## TASK INPUT
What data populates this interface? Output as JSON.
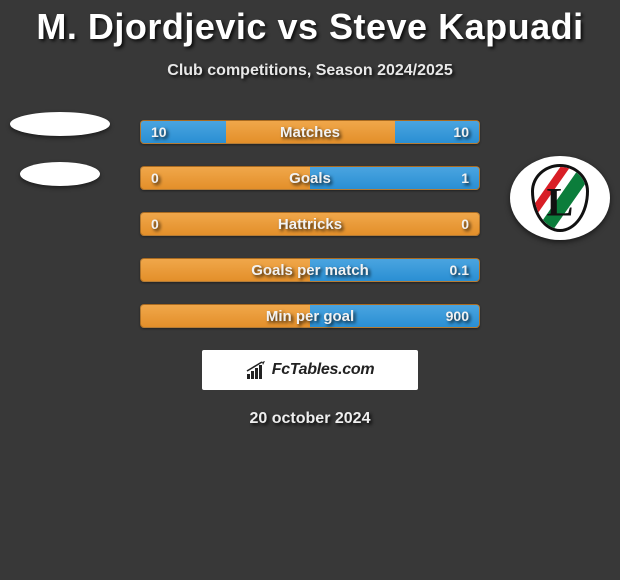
{
  "title": "M. Djordjevic vs Steve Kapuadi",
  "subtitle": "Club competitions, Season 2024/2025",
  "date": "20 october 2024",
  "brand_text": "FcTables.com",
  "colors": {
    "left_fill": "#3a97d6",
    "right_fill": "#3a97d6",
    "bar_base": "#e89638",
    "background": "#383838",
    "legia_red": "#d81e26",
    "legia_green": "#0b7d3b"
  },
  "rows": [
    {
      "label": "Matches",
      "left": "10",
      "right": "10",
      "left_pct": 50,
      "right_pct": 50
    },
    {
      "label": "Goals",
      "left": "0",
      "right": "1",
      "left_pct": 0,
      "right_pct": 100
    },
    {
      "label": "Hattricks",
      "left": "0",
      "right": "0",
      "left_pct": 0,
      "right_pct": 0
    },
    {
      "label": "Goals per match",
      "left": "",
      "right": "0.1",
      "left_pct": 0,
      "right_pct": 100
    },
    {
      "label": "Min per goal",
      "left": "",
      "right": "900",
      "left_pct": 0,
      "right_pct": 100
    }
  ],
  "badges": {
    "left_top": {
      "type": "blank"
    },
    "left_mid": {
      "type": "blank-small"
    },
    "right": {
      "type": "legia",
      "letter": "L"
    }
  }
}
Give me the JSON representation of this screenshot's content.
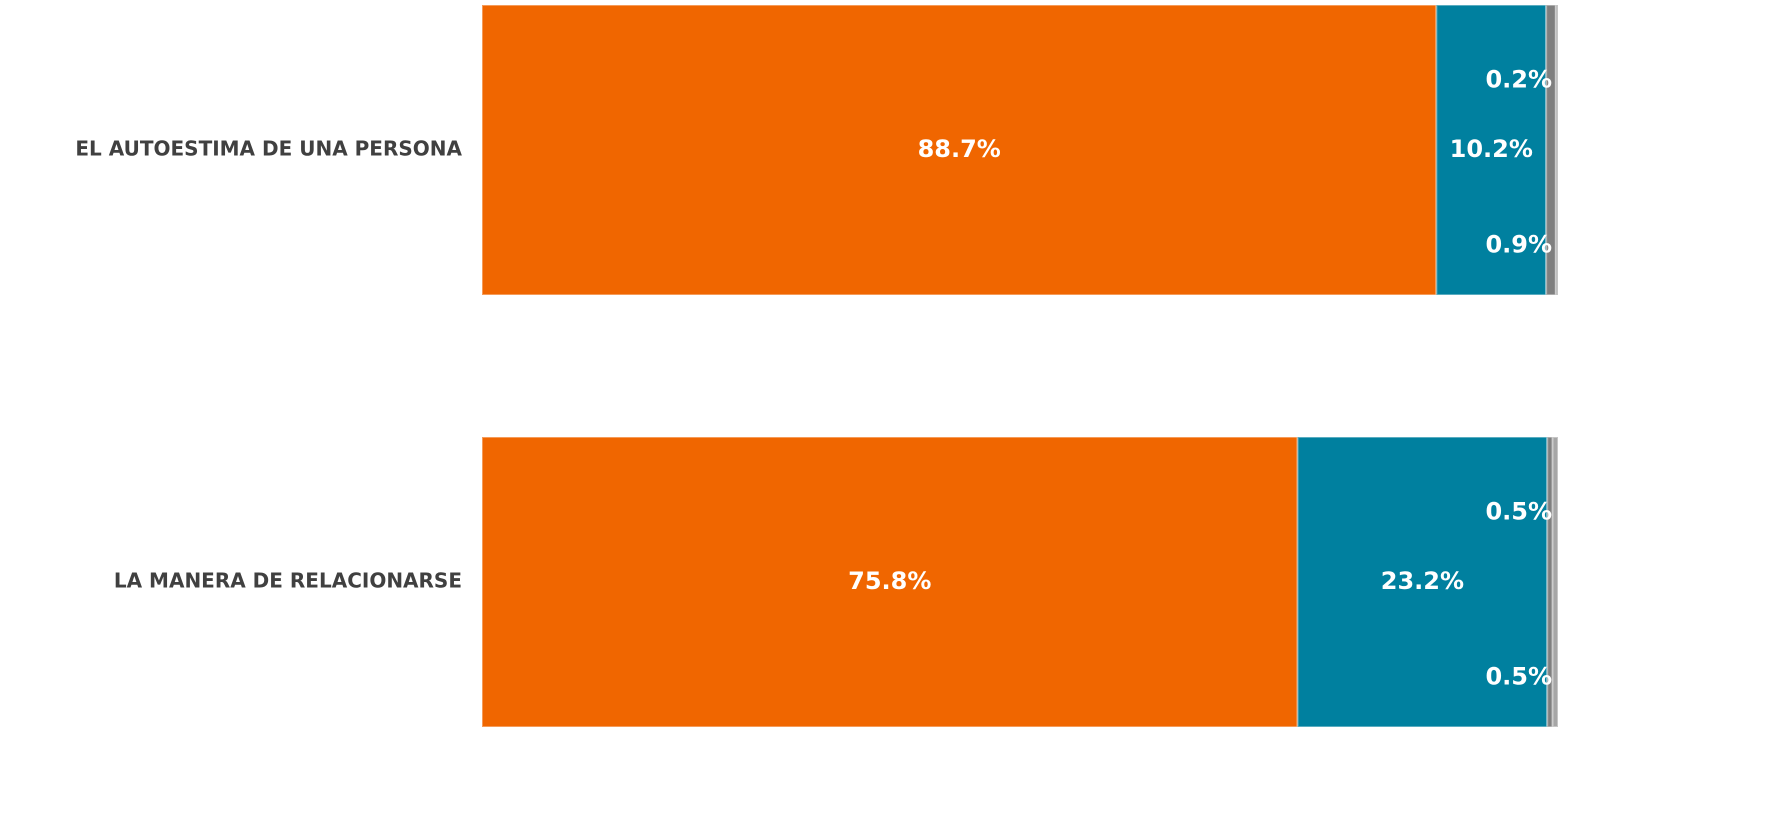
{
  "chart_data": {
    "type": "stacked_barh",
    "categories": [
      "EL AUTOESTIMA DE UNA PERSONA",
      "LA MANERA DE RELACIONARSE"
    ],
    "xlim": [
      0,
      100
    ],
    "series": [
      {
        "color": "#f06600",
        "values": [
          88.7,
          75.8
        ],
        "value_labels": [
          "88.7%",
          "75.8%"
        ]
      },
      {
        "color": "#00809f",
        "values": [
          10.2,
          23.2
        ],
        "value_labels": [
          "10.2%",
          "23.2%"
        ]
      },
      {
        "color": "#7f7f7f",
        "values": [
          0.9,
          0.5
        ],
        "value_labels": [
          "0.9%",
          "0.5%"
        ]
      },
      {
        "color": "#a6a6a6",
        "values": [
          0.2,
          0.5
        ],
        "value_labels": [
          "0.2%",
          "0.5%"
        ]
      }
    ]
  }
}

## TASK BRIEF
Reproduce the full listing faithfully, but do not carry over any pictures.

## COMPLETE RESPONSE
What data populates this interface? Output as JSON.
{
  "title": "M. Djordjevic vs Steve Kapuadi",
  "subtitle": "Club competitions, Season 2024/2025",
  "date": "20 october 2024",
  "brand_text": "FcTables.com",
  "colors": {
    "left_fill": "#3a97d6",
    "right_fill": "#3a97d6",
    "bar_base": "#e89638",
    "background": "#383838",
    "legia_red": "#d81e26",
    "legia_green": "#0b7d3b"
  },
  "rows": [
    {
      "label": "Matches",
      "left": "10",
      "right": "10",
      "left_pct": 50,
      "right_pct": 50
    },
    {
      "label": "Goals",
      "left": "0",
      "right": "1",
      "left_pct": 0,
      "right_pct": 100
    },
    {
      "label": "Hattricks",
      "left": "0",
      "right": "0",
      "left_pct": 0,
      "right_pct": 0
    },
    {
      "label": "Goals per match",
      "left": "",
      "right": "0.1",
      "left_pct": 0,
      "right_pct": 100
    },
    {
      "label": "Min per goal",
      "left": "",
      "right": "900",
      "left_pct": 0,
      "right_pct": 100
    }
  ],
  "badges": {
    "left_top": {
      "type": "blank"
    },
    "left_mid": {
      "type": "blank-small"
    },
    "right": {
      "type": "legia",
      "letter": "L"
    }
  }
}
Give me the JSON representation of this screenshot's content.
{
  "chart_data": {
    "type": "stacked_barh",
    "categories": [
      "EL AUTOESTIMA DE UNA PERSONA",
      "LA MANERA DE RELACIONARSE"
    ],
    "xlim": [
      0,
      100
    ],
    "series": [
      {
        "color": "#f06600",
        "values": [
          88.7,
          75.8
        ],
        "value_labels": [
          "88.7%",
          "75.8%"
        ]
      },
      {
        "color": "#00809f",
        "values": [
          10.2,
          23.2
        ],
        "value_labels": [
          "10.2%",
          "23.2%"
        ]
      },
      {
        "color": "#7f7f7f",
        "values": [
          0.9,
          0.5
        ],
        "value_labels": [
          "0.9%",
          "0.5%"
        ]
      },
      {
        "color": "#a6a6a6",
        "values": [
          0.2,
          0.5
        ],
        "value_labels": [
          "0.2%",
          "0.5%"
        ]
      }
    ]
  }
}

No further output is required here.